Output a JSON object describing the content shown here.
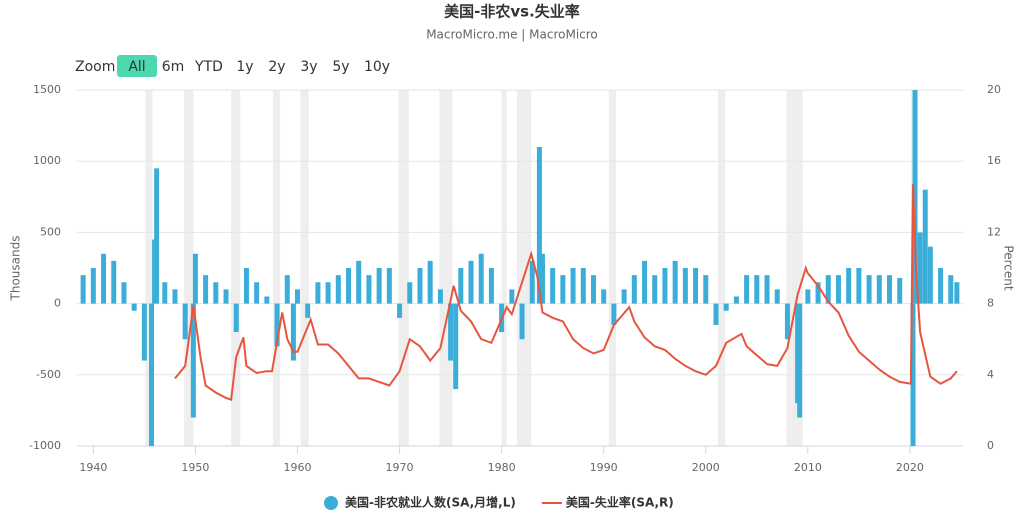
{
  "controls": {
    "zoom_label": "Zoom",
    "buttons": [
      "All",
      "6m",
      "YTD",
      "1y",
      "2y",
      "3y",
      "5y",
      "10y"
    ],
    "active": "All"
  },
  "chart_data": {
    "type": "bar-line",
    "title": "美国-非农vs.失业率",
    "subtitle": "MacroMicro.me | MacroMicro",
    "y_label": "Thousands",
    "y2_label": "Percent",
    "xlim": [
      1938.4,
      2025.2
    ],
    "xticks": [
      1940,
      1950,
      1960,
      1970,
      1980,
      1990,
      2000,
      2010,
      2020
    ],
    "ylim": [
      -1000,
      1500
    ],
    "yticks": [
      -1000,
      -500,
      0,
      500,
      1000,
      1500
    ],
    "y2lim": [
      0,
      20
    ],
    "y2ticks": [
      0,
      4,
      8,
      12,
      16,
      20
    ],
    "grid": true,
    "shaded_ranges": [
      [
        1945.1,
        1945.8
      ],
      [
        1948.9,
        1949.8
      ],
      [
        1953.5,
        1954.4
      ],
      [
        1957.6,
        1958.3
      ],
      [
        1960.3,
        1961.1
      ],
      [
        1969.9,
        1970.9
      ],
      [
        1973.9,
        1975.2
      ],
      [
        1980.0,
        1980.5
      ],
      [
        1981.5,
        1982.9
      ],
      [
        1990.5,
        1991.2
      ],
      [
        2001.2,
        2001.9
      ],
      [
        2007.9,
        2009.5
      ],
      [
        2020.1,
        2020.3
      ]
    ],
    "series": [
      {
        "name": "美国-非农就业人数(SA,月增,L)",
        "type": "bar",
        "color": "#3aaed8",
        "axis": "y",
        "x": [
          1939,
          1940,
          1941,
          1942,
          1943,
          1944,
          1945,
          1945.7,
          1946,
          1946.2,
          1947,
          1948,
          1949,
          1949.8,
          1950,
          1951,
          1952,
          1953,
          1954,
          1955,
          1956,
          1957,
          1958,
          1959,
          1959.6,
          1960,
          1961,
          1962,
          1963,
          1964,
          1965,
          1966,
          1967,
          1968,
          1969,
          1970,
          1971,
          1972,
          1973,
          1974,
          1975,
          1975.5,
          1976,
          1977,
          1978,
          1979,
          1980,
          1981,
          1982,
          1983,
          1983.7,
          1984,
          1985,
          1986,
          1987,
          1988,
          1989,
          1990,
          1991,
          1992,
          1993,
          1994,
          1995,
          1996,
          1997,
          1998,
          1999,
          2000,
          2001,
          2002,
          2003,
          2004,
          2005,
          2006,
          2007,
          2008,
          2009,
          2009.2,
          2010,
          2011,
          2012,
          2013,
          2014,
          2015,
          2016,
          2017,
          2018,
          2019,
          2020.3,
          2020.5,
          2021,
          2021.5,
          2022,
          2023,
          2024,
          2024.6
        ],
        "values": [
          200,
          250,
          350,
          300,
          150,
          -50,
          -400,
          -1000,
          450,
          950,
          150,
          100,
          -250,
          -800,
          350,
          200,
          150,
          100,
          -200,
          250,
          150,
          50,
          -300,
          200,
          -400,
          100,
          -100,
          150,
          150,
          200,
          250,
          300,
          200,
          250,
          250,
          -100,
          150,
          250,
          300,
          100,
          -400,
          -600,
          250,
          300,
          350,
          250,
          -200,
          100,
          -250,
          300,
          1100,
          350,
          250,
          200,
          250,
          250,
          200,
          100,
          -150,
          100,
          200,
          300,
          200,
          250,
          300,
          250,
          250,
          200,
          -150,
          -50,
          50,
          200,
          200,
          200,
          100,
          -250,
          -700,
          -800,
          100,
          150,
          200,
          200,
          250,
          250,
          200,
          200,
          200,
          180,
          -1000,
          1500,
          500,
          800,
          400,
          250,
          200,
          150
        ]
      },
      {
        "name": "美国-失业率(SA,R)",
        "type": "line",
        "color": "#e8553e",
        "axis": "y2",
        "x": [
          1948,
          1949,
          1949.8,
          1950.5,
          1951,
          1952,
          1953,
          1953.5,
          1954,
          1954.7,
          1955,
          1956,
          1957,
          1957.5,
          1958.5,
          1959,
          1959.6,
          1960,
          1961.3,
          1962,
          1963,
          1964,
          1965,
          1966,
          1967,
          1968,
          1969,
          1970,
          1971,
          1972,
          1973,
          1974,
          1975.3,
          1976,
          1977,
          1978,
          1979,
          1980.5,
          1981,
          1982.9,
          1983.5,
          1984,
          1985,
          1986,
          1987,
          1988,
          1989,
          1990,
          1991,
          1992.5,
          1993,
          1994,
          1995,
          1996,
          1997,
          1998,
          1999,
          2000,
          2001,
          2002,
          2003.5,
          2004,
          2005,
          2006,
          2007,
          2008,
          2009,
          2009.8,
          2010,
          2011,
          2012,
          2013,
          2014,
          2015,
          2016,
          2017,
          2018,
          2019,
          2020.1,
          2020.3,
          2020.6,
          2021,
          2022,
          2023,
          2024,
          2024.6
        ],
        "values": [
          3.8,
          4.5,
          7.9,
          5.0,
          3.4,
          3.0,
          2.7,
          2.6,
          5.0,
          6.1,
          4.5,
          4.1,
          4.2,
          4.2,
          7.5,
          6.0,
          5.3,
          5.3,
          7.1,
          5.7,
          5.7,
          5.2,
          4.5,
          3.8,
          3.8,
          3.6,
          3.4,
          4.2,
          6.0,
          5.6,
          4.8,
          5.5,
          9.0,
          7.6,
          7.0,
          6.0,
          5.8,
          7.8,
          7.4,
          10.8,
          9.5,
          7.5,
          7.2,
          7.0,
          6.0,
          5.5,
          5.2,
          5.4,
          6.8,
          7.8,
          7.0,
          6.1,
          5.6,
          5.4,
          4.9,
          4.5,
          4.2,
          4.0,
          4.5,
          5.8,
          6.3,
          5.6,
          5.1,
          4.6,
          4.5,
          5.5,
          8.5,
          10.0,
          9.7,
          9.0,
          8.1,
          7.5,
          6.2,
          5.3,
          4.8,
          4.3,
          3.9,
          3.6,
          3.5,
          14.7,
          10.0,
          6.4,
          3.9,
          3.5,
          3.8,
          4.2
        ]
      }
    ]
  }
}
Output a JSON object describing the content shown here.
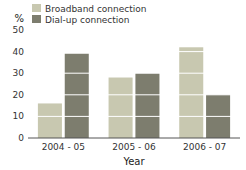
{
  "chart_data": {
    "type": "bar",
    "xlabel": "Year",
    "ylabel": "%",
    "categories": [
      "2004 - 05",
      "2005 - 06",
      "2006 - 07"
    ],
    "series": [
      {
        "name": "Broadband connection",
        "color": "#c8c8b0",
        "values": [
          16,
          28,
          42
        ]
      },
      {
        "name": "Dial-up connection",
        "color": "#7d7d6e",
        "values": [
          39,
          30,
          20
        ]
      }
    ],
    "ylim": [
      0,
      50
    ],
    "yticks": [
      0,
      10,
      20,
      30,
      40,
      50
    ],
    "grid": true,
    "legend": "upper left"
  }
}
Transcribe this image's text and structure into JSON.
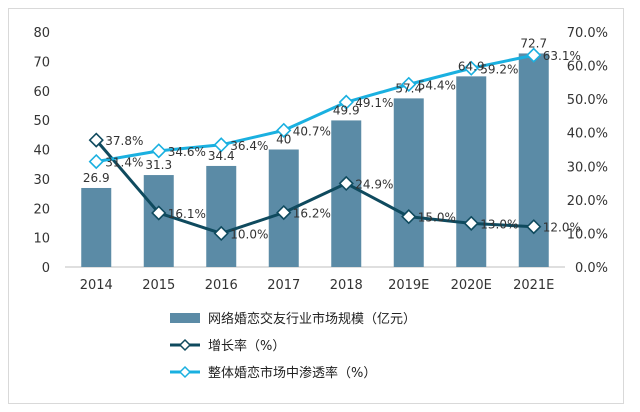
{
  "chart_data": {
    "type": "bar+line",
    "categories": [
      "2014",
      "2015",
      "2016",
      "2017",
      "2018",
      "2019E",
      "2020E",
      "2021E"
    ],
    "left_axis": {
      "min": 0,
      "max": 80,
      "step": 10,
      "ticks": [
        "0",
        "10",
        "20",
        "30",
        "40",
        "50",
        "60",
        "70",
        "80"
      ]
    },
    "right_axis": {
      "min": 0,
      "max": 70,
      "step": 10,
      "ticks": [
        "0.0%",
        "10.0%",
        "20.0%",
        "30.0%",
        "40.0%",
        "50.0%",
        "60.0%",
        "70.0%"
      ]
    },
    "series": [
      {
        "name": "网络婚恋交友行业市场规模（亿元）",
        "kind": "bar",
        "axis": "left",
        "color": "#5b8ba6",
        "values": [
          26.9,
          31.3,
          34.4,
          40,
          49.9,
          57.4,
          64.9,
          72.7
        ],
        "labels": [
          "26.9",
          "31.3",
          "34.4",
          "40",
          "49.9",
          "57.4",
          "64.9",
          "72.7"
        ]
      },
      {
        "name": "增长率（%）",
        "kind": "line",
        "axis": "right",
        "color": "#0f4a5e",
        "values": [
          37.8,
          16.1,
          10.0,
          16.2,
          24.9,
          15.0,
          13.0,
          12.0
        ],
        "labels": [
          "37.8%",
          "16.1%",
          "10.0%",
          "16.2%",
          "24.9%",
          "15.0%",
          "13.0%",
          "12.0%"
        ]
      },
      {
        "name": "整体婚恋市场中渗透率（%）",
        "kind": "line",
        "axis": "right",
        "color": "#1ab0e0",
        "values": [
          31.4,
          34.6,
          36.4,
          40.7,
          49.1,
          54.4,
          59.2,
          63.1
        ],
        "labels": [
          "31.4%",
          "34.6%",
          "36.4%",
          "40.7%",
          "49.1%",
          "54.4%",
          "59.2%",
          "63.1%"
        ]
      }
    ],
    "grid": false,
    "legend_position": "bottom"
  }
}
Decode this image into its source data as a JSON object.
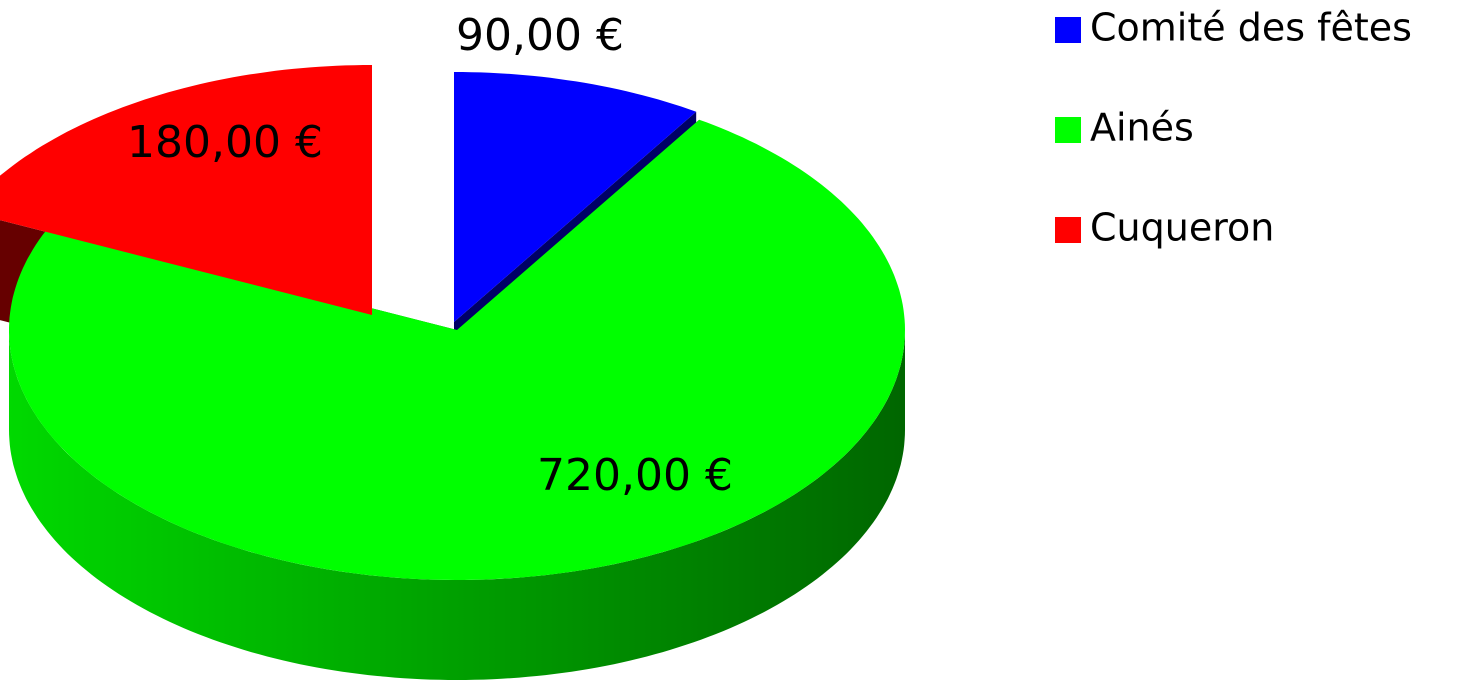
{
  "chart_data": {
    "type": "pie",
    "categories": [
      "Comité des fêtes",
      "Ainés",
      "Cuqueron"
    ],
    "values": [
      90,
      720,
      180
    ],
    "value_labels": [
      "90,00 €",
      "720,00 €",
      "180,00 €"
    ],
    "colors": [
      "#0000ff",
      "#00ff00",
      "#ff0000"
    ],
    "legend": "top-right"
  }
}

++++

## Task directions
Please reproduce nothing but the lines from the one containing "Decode this image" through the closing line of the listing, retyped word for word, pictures excluded.

## The answer
Decode this image into its source data as a JSON object.
{
  "chart_data": {
    "type": "pie",
    "categories": [
      "Comité des fêtes",
      "Ainés",
      "Cuqueron"
    ],
    "values": [
      90,
      720,
      180
    ],
    "value_labels": [
      "90,00 €",
      "720,00 €",
      "180,00 €"
    ],
    "colors": [
      "#0000ff",
      "#00ff00",
      "#ff0000"
    ],
    "legend": "top-right"
  }
}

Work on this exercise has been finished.